* **Exercise details**
Would you set down every entry shown below, precisely as written?

* **Raw records**
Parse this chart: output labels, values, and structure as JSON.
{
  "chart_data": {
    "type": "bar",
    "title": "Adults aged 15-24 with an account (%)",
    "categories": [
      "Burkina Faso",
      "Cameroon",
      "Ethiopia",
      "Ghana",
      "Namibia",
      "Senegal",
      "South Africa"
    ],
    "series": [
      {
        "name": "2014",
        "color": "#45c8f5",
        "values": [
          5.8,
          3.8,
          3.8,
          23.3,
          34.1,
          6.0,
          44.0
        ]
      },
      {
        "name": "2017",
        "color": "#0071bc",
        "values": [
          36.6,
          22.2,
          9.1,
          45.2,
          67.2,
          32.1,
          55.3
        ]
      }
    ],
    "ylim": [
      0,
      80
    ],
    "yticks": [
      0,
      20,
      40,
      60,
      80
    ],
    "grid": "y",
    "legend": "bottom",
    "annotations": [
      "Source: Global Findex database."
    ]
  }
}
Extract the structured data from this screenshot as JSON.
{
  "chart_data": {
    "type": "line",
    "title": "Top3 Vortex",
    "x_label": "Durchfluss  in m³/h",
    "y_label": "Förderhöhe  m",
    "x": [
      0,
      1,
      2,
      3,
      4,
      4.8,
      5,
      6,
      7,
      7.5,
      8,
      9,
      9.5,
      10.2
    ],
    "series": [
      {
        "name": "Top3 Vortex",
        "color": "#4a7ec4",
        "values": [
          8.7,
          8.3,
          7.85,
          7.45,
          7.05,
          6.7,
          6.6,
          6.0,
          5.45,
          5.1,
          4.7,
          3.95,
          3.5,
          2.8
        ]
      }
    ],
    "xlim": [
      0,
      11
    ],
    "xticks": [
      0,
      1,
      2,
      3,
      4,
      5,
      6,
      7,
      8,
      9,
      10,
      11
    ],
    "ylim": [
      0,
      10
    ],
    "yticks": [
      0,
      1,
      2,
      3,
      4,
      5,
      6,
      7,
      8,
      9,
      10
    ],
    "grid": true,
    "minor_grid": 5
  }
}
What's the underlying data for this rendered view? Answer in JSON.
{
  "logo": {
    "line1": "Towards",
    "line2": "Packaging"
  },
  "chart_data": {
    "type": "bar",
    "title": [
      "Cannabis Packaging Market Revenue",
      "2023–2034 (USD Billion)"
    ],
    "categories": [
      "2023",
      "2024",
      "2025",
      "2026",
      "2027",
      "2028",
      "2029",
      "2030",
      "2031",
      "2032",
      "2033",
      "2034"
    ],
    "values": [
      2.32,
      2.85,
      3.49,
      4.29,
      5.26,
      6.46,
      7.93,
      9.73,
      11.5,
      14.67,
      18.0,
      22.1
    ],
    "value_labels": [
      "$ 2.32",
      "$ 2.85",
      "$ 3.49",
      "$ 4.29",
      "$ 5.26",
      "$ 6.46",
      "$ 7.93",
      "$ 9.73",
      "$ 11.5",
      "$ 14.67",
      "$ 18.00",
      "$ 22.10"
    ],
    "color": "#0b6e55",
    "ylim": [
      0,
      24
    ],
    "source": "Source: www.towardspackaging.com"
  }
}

* **Solution to this problem**
Parse this chart: output labels, values, and structure as JSON.
{
  "chart_data": {
    "type": "bar",
    "title": "Adults aged 15-24 with an account (%)",
    "categories": [
      "Burkina Faso",
      "Cameroon",
      "Ethiopia",
      "Ghana",
      "Namibia",
      "Senegal",
      "South Africa"
    ],
    "series": [
      {
        "name": "2014",
        "color": "#45c8f5",
        "values": [
          5.8,
          3.8,
          3.8,
          23.3,
          34.1,
          6.0,
          44.0
        ]
      },
      {
        "name": "2017",
        "color": "#0071bc",
        "values": [
          36.6,
          22.2,
          9.1,
          45.2,
          67.2,
          32.1,
          55.3
        ]
      }
    ],
    "ylim": [
      0,
      80
    ],
    "yticks": [
      0,
      20,
      40,
      60,
      80
    ],
    "grid": "y",
    "legend": "bottom",
    "annotations": [
      "Source: Global Findex database."
    ]
  }
}
Extract the structured data from this screenshot as JSON.
{
  "chart_data": {
    "type": "line",
    "title": "Top3 Vortex",
    "x_label": "Durchfluss  in m³/h",
    "y_label": "Förderhöhe  m",
    "x": [
      0,
      1,
      2,
      3,
      4,
      4.8,
      5,
      6,
      7,
      7.5,
      8,
      9,
      9.5,
      10.2
    ],
    "series": [
      {
        "name": "Top3 Vortex",
        "color": "#4a7ec4",
        "values": [
          8.7,
          8.3,
          7.85,
          7.45,
          7.05,
          6.7,
          6.6,
          6.0,
          5.45,
          5.1,
          4.7,
          3.95,
          3.5,
          2.8
        ]
      }
    ],
    "xlim": [
      0,
      11
    ],
    "xticks": [
      0,
      1,
      2,
      3,
      4,
      5,
      6,
      7,
      8,
      9,
      10,
      11
    ],
    "ylim": [
      0,
      10
    ],
    "yticks": [
      0,
      1,
      2,
      3,
      4,
      5,
      6,
      7,
      8,
      9,
      10
    ],
    "grid": true,
    "minor_grid": 5
  }
}
What's the underlying data for this rendered view? Answer in JSON.
{
  "logo": {
    "line1": "Towards",
    "line2": "Packaging"
  },
  "chart_data": {
    "type": "bar",
    "title": [
      "Cannabis Packaging Market Revenue",
      "2023–2034 (USD Billion)"
    ],
    "categories": [
      "2023",
      "2024",
      "2025",
      "2026",
      "2027",
      "2028",
      "2029",
      "2030",
      "2031",
      "2032",
      "2033",
      "2034"
    ],
    "values": [
      2.32,
      2.85,
      3.49,
      4.29,
      5.26,
      6.46,
      7.93,
      9.73,
      11.5,
      14.67,
      18.0,
      22.1
    ],
    "value_labels": [
      "$ 2.32",
      "$ 2.85",
      "$ 3.49",
      "$ 4.29",
      "$ 5.26",
      "$ 6.46",
      "$ 7.93",
      "$ 9.73",
      "$ 11.5",
      "$ 14.67",
      "$ 18.00",
      "$ 22.10"
    ],
    "color": "#0b6e55",
    "ylim": [
      0,
      24
    ],
    "source": "Source: www.towardspackaging.com"
  }
}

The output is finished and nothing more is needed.